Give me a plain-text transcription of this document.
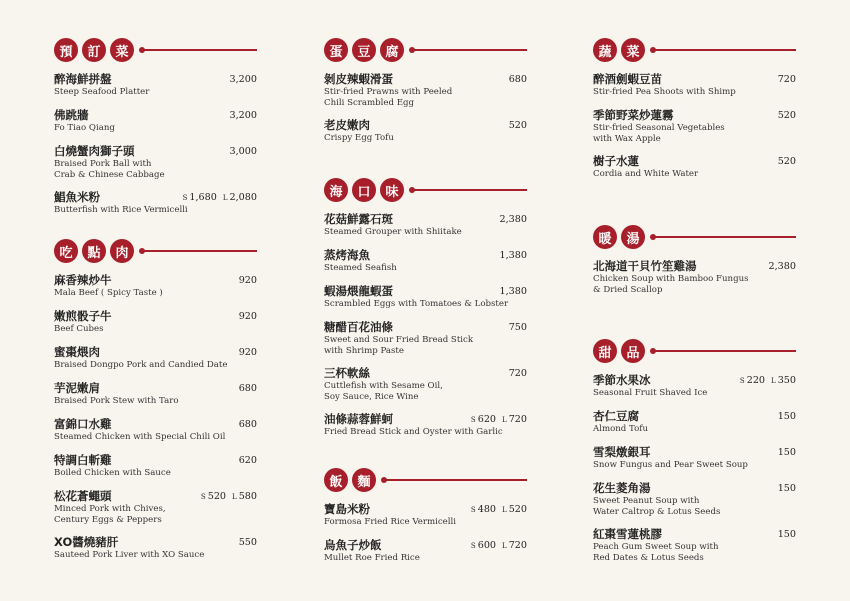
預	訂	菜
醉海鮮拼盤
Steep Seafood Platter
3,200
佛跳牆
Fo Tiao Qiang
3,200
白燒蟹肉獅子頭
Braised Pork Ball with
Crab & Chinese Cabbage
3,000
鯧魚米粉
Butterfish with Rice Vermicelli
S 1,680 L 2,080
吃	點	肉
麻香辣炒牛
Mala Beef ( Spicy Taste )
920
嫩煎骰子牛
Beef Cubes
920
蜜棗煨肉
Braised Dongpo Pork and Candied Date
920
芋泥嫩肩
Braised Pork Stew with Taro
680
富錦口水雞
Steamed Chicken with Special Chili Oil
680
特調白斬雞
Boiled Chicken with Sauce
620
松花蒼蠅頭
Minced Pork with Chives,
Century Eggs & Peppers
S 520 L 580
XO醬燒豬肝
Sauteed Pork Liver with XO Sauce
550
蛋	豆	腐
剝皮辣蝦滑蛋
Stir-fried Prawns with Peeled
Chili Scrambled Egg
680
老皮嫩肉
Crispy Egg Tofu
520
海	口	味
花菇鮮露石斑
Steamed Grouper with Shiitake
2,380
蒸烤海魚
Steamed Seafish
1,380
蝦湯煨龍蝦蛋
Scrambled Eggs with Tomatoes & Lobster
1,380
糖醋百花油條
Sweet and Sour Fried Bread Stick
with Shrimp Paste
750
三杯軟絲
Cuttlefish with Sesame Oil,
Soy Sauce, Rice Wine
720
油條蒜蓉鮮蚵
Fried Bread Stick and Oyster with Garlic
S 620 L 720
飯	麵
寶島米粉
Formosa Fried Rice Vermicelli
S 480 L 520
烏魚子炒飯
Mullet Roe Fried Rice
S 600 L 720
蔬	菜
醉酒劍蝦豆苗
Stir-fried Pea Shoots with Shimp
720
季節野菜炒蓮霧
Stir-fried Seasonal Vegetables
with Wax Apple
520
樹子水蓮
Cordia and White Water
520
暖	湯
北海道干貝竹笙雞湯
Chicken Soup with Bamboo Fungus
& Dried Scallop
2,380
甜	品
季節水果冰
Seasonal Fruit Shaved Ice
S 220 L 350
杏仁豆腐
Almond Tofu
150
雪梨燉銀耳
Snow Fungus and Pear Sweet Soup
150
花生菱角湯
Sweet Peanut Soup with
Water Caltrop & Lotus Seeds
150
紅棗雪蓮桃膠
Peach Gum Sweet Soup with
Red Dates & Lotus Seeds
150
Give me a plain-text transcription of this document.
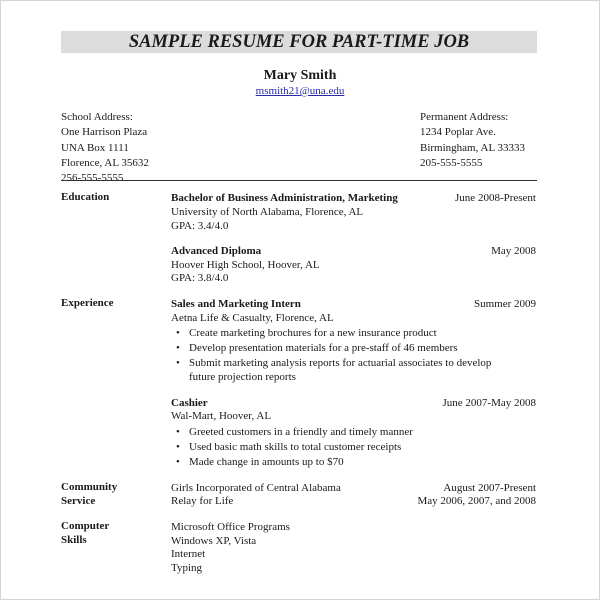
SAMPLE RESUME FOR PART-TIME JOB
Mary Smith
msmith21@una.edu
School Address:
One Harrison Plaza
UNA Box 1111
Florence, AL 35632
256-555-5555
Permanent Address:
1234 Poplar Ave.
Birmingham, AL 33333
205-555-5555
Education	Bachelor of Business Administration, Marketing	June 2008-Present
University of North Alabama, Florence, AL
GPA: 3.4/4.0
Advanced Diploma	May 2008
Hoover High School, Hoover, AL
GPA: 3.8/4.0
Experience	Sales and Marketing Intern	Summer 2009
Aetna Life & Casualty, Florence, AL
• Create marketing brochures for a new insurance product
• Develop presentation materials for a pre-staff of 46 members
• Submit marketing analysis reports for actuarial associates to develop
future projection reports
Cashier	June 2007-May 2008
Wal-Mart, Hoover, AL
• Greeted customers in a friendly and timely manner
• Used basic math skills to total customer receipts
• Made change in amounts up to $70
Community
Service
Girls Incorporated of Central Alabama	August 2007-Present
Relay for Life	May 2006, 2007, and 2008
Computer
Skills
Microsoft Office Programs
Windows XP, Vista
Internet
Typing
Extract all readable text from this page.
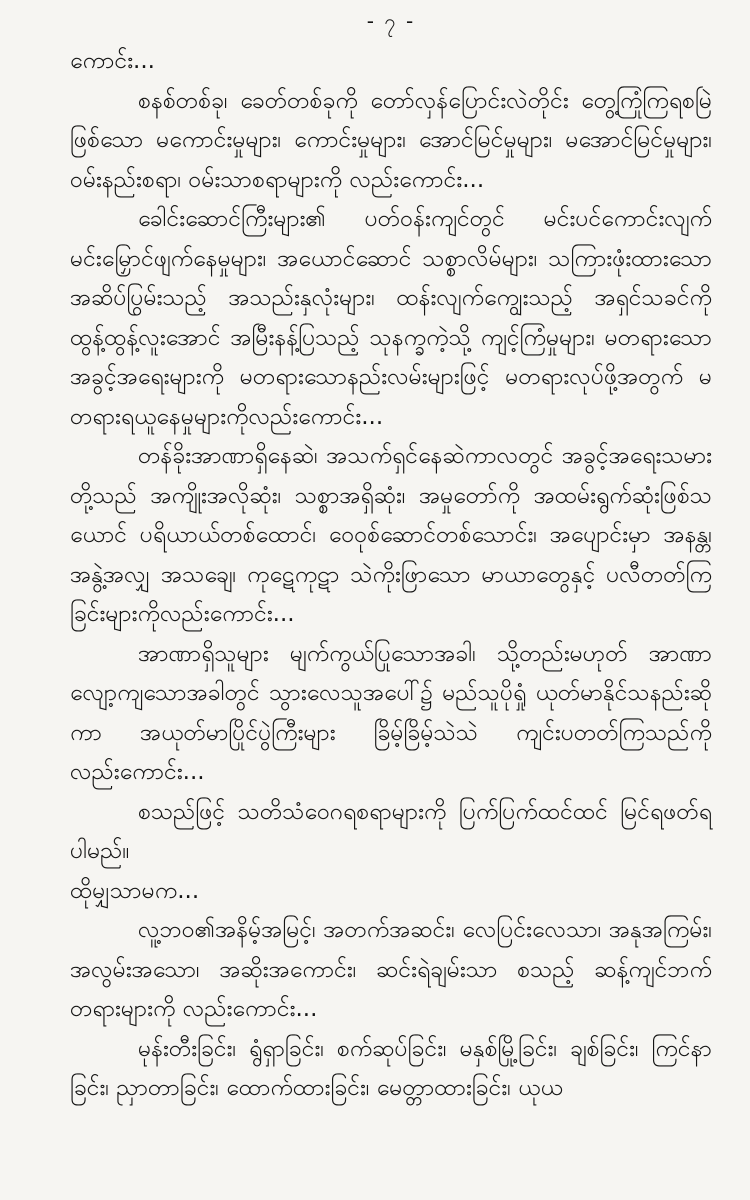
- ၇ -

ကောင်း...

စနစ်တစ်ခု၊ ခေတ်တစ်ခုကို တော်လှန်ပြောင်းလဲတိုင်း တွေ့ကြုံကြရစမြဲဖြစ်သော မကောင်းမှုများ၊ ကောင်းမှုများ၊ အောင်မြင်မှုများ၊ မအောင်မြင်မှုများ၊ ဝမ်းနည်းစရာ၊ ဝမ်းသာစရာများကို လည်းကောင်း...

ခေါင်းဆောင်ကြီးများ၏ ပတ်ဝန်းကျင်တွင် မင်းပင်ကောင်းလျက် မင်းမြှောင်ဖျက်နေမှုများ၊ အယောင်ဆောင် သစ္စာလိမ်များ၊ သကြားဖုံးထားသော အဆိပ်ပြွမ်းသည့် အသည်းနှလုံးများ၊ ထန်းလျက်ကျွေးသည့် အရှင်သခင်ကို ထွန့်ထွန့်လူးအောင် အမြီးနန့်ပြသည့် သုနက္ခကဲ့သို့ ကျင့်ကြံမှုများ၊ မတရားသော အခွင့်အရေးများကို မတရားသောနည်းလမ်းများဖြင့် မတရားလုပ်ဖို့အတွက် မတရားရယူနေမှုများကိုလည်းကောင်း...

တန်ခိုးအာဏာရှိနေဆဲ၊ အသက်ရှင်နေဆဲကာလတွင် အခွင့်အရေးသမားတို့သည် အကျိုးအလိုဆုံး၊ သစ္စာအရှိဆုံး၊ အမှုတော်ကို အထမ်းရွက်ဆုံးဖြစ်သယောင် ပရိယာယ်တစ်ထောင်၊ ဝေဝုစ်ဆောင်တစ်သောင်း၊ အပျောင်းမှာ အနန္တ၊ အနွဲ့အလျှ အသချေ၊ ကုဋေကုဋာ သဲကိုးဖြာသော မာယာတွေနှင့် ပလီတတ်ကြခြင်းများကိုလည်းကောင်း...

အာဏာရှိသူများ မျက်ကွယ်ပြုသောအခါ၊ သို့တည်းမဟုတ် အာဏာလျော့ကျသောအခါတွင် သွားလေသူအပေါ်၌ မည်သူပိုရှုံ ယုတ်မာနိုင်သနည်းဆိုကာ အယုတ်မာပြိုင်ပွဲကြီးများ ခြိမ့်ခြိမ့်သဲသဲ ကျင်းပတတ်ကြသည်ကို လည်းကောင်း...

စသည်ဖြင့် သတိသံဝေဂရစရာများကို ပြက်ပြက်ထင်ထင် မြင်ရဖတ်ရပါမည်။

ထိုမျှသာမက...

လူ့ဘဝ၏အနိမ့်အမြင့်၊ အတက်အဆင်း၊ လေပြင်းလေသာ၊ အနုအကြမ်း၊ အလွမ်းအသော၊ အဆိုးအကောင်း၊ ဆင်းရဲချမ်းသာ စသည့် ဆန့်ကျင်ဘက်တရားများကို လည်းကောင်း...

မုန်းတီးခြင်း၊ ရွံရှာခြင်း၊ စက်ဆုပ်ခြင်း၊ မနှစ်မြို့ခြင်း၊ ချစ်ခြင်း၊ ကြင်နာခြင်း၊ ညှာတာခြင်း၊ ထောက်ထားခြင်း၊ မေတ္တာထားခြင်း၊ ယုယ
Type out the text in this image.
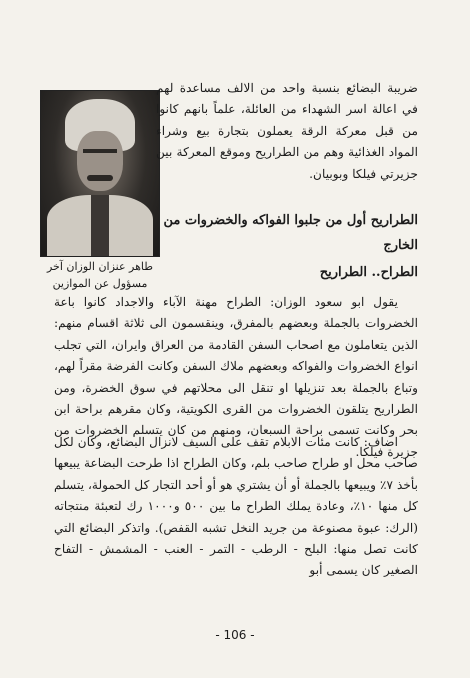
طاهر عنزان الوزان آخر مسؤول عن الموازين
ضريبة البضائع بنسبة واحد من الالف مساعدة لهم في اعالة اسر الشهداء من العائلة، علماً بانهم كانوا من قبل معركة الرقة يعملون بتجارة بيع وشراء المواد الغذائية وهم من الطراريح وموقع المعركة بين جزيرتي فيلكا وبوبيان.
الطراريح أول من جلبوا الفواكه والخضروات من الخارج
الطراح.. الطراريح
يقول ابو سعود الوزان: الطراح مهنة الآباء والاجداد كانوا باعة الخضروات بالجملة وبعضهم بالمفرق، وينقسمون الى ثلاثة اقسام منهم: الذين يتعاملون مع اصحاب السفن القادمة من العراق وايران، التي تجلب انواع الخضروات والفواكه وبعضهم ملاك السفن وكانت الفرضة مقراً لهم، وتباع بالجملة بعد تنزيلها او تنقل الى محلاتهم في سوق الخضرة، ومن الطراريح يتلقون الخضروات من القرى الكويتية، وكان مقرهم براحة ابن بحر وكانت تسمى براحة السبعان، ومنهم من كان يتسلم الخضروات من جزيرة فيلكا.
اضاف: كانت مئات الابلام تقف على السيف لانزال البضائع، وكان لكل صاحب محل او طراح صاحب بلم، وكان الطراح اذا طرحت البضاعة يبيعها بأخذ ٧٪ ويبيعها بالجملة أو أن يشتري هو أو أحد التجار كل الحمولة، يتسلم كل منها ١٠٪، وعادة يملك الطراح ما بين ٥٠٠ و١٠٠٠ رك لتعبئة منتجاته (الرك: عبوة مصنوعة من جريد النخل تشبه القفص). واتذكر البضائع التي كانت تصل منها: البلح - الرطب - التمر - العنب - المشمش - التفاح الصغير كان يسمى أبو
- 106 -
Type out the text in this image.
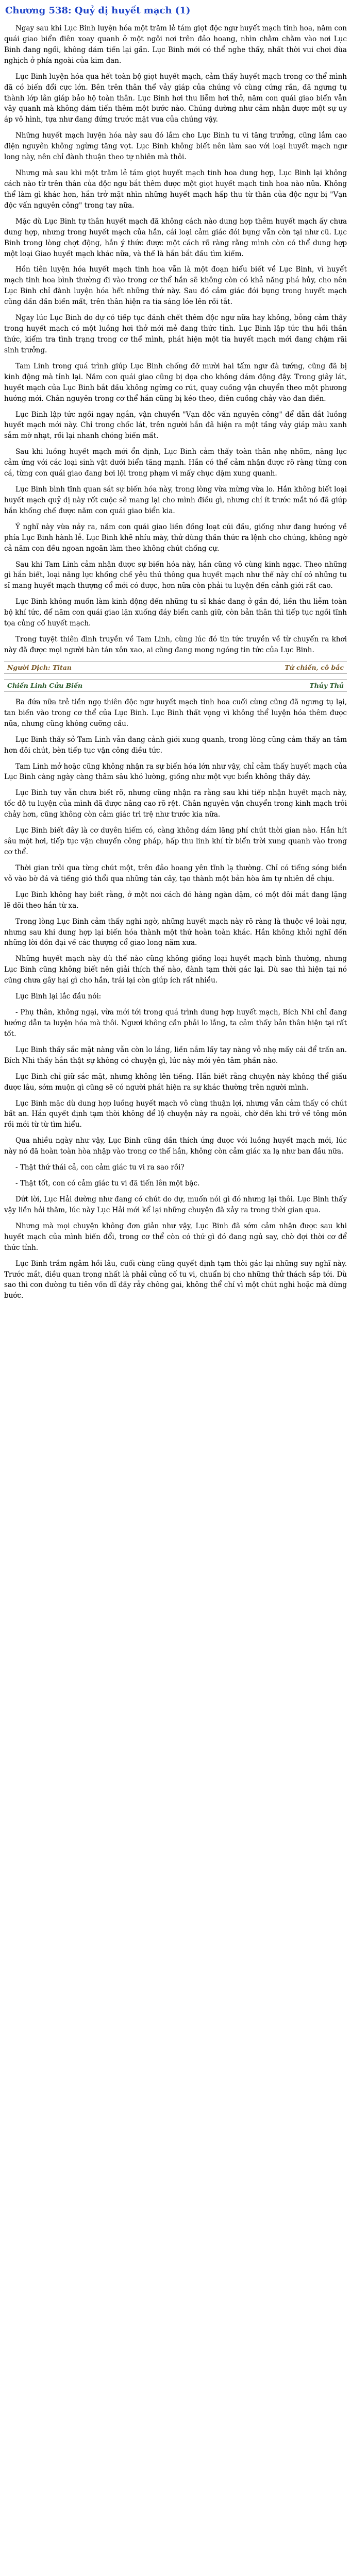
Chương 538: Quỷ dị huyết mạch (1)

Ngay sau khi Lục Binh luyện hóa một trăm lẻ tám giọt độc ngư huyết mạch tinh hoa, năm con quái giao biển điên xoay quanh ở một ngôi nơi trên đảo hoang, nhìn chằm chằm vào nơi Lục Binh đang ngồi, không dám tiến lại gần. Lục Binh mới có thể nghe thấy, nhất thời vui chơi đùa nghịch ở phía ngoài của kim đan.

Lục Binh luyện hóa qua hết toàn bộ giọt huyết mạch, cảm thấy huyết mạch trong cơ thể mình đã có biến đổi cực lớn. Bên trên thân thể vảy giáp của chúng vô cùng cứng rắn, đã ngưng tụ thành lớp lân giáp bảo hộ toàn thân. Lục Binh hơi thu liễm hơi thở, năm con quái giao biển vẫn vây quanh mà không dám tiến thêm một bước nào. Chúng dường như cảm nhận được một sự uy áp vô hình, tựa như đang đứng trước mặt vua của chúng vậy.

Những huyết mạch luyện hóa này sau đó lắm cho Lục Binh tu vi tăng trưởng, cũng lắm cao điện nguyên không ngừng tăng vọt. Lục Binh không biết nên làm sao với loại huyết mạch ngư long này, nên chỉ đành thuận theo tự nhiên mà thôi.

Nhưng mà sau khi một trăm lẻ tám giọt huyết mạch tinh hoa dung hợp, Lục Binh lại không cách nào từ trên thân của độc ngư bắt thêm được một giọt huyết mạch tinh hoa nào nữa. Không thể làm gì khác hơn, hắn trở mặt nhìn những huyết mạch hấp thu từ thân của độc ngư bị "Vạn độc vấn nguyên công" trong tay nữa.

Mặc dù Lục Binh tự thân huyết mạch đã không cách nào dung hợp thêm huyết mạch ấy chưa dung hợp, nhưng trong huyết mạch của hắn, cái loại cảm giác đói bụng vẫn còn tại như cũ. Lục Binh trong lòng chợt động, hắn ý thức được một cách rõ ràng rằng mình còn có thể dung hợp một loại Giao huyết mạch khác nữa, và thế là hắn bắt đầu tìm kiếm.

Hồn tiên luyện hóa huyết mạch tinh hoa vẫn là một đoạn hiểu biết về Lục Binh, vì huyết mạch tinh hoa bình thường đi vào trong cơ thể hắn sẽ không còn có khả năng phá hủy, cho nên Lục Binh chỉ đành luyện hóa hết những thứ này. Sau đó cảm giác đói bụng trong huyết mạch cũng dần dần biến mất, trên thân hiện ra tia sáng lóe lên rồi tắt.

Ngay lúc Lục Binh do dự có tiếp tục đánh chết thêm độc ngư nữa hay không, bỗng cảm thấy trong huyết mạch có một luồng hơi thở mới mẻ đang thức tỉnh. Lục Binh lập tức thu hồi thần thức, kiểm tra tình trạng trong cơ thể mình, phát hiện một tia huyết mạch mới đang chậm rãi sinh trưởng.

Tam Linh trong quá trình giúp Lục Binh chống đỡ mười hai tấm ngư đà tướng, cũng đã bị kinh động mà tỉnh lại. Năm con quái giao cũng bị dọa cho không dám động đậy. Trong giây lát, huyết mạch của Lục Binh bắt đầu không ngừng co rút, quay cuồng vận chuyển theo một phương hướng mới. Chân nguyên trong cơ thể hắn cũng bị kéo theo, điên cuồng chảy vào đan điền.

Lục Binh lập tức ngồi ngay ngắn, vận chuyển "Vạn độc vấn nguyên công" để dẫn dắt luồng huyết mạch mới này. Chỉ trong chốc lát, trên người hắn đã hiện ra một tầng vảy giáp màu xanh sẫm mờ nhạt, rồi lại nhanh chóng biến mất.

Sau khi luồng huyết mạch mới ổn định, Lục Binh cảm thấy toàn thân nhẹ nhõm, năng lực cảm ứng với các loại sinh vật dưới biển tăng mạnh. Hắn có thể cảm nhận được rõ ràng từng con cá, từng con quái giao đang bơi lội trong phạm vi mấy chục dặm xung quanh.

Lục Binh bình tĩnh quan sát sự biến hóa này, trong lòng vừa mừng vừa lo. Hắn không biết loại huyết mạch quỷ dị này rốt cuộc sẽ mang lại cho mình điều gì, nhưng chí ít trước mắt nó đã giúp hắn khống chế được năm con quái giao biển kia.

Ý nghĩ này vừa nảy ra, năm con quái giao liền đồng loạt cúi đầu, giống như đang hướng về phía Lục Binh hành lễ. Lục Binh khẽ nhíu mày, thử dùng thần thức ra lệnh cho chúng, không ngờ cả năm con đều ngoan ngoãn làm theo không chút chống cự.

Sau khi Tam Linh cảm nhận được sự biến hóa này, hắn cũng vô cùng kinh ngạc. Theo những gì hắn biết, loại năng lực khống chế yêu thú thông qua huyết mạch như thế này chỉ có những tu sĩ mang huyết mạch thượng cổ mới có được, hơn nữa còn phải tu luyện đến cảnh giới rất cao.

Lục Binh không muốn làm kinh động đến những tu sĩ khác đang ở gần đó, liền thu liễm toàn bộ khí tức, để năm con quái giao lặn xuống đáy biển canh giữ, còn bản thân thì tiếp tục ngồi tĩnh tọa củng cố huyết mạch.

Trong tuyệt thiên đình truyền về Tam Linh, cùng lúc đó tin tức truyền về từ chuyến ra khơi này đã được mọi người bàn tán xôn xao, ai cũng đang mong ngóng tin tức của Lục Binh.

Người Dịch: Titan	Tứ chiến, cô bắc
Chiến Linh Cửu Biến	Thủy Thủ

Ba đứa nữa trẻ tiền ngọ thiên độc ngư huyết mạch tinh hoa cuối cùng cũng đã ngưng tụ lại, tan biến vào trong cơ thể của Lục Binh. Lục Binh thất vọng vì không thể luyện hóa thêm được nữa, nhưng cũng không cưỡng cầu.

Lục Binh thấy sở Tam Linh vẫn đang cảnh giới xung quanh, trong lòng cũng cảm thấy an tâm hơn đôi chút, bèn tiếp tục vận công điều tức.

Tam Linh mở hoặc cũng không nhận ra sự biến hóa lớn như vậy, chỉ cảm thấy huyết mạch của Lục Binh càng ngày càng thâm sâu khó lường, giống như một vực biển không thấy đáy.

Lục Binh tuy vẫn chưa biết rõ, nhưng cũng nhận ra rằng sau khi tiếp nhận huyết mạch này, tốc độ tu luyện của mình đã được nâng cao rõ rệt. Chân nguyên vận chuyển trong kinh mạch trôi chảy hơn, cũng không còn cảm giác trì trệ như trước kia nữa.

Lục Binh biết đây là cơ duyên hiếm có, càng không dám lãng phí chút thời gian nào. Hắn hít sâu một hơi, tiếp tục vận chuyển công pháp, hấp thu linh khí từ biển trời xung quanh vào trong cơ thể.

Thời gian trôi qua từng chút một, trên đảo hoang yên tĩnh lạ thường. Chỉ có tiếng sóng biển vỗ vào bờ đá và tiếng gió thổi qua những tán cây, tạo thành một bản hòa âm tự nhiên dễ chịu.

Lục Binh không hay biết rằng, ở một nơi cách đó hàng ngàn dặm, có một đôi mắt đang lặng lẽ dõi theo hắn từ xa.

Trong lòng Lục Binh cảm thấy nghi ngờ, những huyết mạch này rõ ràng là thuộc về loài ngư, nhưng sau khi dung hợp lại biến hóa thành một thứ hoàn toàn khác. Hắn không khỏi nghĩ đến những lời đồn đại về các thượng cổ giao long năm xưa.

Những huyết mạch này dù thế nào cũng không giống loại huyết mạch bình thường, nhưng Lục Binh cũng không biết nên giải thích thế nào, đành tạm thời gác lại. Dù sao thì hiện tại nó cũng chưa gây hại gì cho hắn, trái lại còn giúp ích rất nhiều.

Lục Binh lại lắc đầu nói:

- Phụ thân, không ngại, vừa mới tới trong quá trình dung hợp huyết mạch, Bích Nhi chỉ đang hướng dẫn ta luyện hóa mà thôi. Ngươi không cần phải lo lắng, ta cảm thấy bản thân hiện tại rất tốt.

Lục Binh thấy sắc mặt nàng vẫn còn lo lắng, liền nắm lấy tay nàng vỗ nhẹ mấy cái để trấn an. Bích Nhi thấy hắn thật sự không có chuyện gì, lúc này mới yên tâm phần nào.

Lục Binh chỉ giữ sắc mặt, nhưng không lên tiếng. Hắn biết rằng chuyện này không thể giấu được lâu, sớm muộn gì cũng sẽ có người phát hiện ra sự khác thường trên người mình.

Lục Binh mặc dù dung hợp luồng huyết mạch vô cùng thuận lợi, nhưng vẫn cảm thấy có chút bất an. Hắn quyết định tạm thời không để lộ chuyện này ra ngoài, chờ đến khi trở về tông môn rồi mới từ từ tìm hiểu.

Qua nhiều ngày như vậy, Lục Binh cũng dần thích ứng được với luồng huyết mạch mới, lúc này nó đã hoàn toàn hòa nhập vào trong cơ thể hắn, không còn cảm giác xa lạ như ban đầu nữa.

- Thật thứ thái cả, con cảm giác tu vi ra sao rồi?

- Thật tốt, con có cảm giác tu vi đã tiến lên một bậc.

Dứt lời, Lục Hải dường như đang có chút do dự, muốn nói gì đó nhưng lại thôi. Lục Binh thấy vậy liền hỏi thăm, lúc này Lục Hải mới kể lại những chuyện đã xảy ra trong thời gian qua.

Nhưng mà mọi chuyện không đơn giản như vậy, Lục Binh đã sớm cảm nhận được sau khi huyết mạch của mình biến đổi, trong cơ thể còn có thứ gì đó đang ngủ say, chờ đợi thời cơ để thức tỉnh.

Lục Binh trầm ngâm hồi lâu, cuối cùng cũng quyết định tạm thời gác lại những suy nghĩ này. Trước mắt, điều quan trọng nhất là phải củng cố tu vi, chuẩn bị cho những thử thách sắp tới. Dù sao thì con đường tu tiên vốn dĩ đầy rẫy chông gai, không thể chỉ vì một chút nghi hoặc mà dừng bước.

> Work required
From the entries above, copy every line that holds the word "Water".

> Response to the exercise
Cordia and White Water
Water Caltrop & Lotus Seeds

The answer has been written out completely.